— Task —
Output each entry exactly; skip nothing.

— Recorded information —
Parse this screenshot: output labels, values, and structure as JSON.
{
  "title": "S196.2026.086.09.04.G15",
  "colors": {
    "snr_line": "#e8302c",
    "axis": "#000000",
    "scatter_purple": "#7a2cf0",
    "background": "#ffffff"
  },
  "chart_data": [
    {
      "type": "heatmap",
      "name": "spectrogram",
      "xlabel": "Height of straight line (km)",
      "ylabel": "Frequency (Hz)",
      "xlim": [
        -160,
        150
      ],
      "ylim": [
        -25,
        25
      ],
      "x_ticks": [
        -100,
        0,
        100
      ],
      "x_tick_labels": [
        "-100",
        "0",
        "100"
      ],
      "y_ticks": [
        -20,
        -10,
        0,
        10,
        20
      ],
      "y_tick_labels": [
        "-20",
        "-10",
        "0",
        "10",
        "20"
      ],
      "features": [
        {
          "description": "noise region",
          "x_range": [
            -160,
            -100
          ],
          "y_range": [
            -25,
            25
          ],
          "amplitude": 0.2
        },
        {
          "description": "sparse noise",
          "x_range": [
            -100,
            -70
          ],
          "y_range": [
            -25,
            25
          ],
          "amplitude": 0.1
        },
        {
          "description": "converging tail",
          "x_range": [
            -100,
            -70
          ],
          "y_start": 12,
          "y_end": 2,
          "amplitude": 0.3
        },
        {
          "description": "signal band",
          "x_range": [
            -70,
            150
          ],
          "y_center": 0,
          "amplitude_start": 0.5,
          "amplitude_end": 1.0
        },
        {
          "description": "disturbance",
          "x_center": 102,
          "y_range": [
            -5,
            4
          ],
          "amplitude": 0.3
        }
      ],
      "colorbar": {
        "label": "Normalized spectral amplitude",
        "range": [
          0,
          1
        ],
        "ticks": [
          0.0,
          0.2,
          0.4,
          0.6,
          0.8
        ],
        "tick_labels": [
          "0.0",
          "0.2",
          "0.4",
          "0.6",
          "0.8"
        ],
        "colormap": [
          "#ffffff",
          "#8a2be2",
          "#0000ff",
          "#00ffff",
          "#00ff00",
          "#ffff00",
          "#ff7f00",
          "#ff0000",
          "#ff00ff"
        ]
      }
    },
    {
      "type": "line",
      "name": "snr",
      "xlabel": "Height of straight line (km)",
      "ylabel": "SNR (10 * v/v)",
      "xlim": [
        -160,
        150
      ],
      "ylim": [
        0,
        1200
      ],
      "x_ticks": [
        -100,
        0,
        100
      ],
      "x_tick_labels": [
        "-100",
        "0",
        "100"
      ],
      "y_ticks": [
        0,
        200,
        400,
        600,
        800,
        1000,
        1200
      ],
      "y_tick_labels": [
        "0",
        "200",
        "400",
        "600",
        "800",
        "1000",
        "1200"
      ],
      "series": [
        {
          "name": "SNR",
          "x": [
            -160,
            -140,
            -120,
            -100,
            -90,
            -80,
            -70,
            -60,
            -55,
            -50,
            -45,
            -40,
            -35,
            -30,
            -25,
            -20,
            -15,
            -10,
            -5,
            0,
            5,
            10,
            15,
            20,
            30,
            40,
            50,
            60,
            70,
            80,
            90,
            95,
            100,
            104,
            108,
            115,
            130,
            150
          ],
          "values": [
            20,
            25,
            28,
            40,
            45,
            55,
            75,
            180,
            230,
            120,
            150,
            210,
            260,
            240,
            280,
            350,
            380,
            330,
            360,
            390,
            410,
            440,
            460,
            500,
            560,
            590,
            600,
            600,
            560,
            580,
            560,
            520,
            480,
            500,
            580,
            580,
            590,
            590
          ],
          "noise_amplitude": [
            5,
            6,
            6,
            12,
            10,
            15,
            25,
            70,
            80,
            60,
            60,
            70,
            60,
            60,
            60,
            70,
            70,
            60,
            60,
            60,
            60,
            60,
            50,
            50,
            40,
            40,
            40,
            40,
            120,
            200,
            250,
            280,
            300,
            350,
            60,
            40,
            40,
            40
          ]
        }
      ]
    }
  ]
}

— Solution to this problem —
Parse this screenshot: output labels, values, and structure as JSON.
{
  "title": "S196.2026.086.09.04.G15",
  "colors": {
    "snr_line": "#e8302c",
    "axis": "#000000",
    "scatter_purple": "#7a2cf0",
    "background": "#ffffff"
  },
  "chart_data": [
    {
      "type": "heatmap",
      "name": "spectrogram",
      "xlabel": "Height of straight line (km)",
      "ylabel": "Frequency (Hz)",
      "xlim": [
        -160,
        150
      ],
      "ylim": [
        -25,
        25
      ],
      "x_ticks": [
        -100,
        0,
        100
      ],
      "x_tick_labels": [
        "-100",
        "0",
        "100"
      ],
      "y_ticks": [
        -20,
        -10,
        0,
        10,
        20
      ],
      "y_tick_labels": [
        "-20",
        "-10",
        "0",
        "10",
        "20"
      ],
      "features": [
        {
          "description": "noise region",
          "x_range": [
            -160,
            -100
          ],
          "y_range": [
            -25,
            25
          ],
          "amplitude": 0.2
        },
        {
          "description": "sparse noise",
          "x_range": [
            -100,
            -70
          ],
          "y_range": [
            -25,
            25
          ],
          "amplitude": 0.1
        },
        {
          "description": "converging tail",
          "x_range": [
            -100,
            -70
          ],
          "y_start": 12,
          "y_end": 2,
          "amplitude": 0.3
        },
        {
          "description": "signal band",
          "x_range": [
            -70,
            150
          ],
          "y_center": 0,
          "amplitude_start": 0.5,
          "amplitude_end": 1.0
        },
        {
          "description": "disturbance",
          "x_center": 102,
          "y_range": [
            -5,
            4
          ],
          "amplitude": 0.3
        }
      ],
      "colorbar": {
        "label": "Normalized spectral amplitude",
        "range": [
          0,
          1
        ],
        "ticks": [
          0.0,
          0.2,
          0.4,
          0.6,
          0.8
        ],
        "tick_labels": [
          "0.0",
          "0.2",
          "0.4",
          "0.6",
          "0.8"
        ],
        "colormap": [
          "#ffffff",
          "#8a2be2",
          "#0000ff",
          "#00ffff",
          "#00ff00",
          "#ffff00",
          "#ff7f00",
          "#ff0000",
          "#ff00ff"
        ]
      }
    },
    {
      "type": "line",
      "name": "snr",
      "xlabel": "Height of straight line (km)",
      "ylabel": "SNR (10 * v/v)",
      "xlim": [
        -160,
        150
      ],
      "ylim": [
        0,
        1200
      ],
      "x_ticks": [
        -100,
        0,
        100
      ],
      "x_tick_labels": [
        "-100",
        "0",
        "100"
      ],
      "y_ticks": [
        0,
        200,
        400,
        600,
        800,
        1000,
        1200
      ],
      "y_tick_labels": [
        "0",
        "200",
        "400",
        "600",
        "800",
        "1000",
        "1200"
      ],
      "series": [
        {
          "name": "SNR",
          "x": [
            -160,
            -140,
            -120,
            -100,
            -90,
            -80,
            -70,
            -60,
            -55,
            -50,
            -45,
            -40,
            -35,
            -30,
            -25,
            -20,
            -15,
            -10,
            -5,
            0,
            5,
            10,
            15,
            20,
            30,
            40,
            50,
            60,
            70,
            80,
            90,
            95,
            100,
            104,
            108,
            115,
            130,
            150
          ],
          "values": [
            20,
            25,
            28,
            40,
            45,
            55,
            75,
            180,
            230,
            120,
            150,
            210,
            260,
            240,
            280,
            350,
            380,
            330,
            360,
            390,
            410,
            440,
            460,
            500,
            560,
            590,
            600,
            600,
            560,
            580,
            560,
            520,
            480,
            500,
            580,
            580,
            590,
            590
          ],
          "noise_amplitude": [
            5,
            6,
            6,
            12,
            10,
            15,
            25,
            70,
            80,
            60,
            60,
            70,
            60,
            60,
            60,
            70,
            70,
            60,
            60,
            60,
            60,
            60,
            50,
            50,
            40,
            40,
            40,
            40,
            120,
            200,
            250,
            280,
            300,
            350,
            60,
            40,
            40,
            40
          ]
        }
      ]
    }
  ]
}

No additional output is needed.